-- start --
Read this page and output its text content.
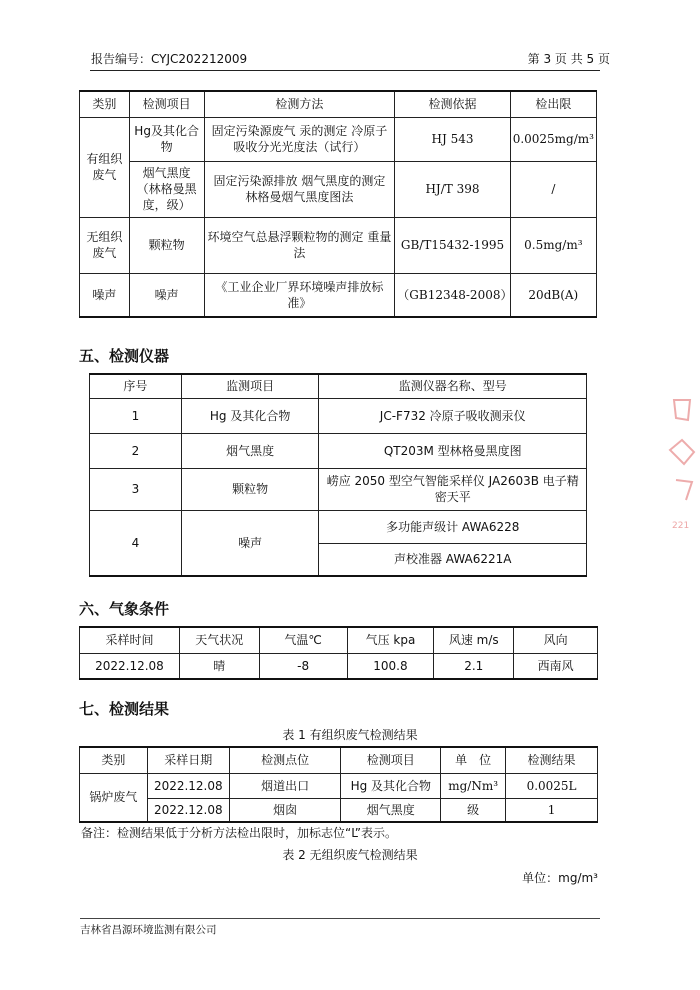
报告编号：CYJC202212009	第 3 页 共 5 页
类别	检测项目	检测方法	检测依据	检出限
有组织废气	Hg及其化合物	固定污染源废气 汞的测定 冷原子吸收分光光度法（试行）	HJ 543	0.0025mg/m³
	烟气黑度（林格曼黑度，级）	固定污染源排放 烟气黑度的测定 林格曼烟气黑度图法	HJ/T 398	/
无组织废气	颗粒物	环境空气总悬浮颗粒物的测定 重量法	GB/T15432-1995	0.5mg/m³
噪声	噪声	《工业企业厂界环境噪声排放标准》	（GB12348-2008）	20dB(A)
五、检测仪器
序号	监测项目	监测仪器名称、型号
1	Hg 及其化合物	JC-F732 冷原子吸收测汞仪
2	烟气黑度	QT203M 型林格曼黑度图
3	颗粒物	崂应 2050 型空气智能采样仪 JA2603B 电子精密天平
4	噪声	多功能声级计 AWA6228
		声校准器 AWA6221A
六、气象条件
采样时间	天气状况	气温℃	气压 kpa	风速 m/s	风向
2022.12.08	晴	-8	100.8	2.1	西南风
七、检测结果
表 1 有组织废气检测结果
类别	采样日期	检测点位	检测项目	单　位	检测结果
锅炉废气	2022.12.08	烟道出口	Hg 及其化合物	mg/Nm³	0.0025L
	2022.12.08	烟囱	烟气黑度	级	1
备注：检测结果低于分析方法检出限时，加标志位“L”表示。
表 2 无组织废气检测结果
单位：mg/m³
221
吉林省昌源环境监测有限公司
-- end --
◆ **TASK DETAILS**
Return every line of the records exactly as given, pictures excluded.

◆ **TASK RESULT**
Read this page and output its text content.
报告编号：CYJC202212009	第 3 页 共 5 页
类别	检测项目	检测方法	检测依据	检出限
有组织废气	Hg及其化合物	固定污染源废气 汞的测定 冷原子吸收分光光度法（试行）	HJ 543	0.0025mg/m³
	烟气黑度（林格曼黑度，级）	固定污染源排放 烟气黑度的测定 林格曼烟气黑度图法	HJ/T 398	/
无组织废气	颗粒物	环境空气总悬浮颗粒物的测定 重量法	GB/T15432-1995	0.5mg/m³
噪声	噪声	《工业企业厂界环境噪声排放标准》	（GB12348-2008）	20dB(A)
五、检测仪器
序号	监测项目	监测仪器名称、型号
1	Hg 及其化合物	JC-F732 冷原子吸收测汞仪
2	烟气黑度	QT203M 型林格曼黑度图
3	颗粒物	崂应 2050 型空气智能采样仪 JA2603B 电子精密天平
4	噪声	多功能声级计 AWA6228
		声校准器 AWA6221A
六、气象条件
采样时间	天气状况	气温℃	气压 kpa	风速 m/s	风向
2022.12.08	晴	-8	100.8	2.1	西南风
七、检测结果
表 1 有组织废气检测结果
类别	采样日期	检测点位	检测项目	单　位	检测结果
锅炉废气	2022.12.08	烟道出口	Hg 及其化合物	mg/Nm³	0.0025L
	2022.12.08	烟囱	烟气黑度	级	1
备注：检测结果低于分析方法检出限时，加标志位“L”表示。
表 2 无组织废气检测结果
单位：mg/m³
221
吉林省昌源环境监测有限公司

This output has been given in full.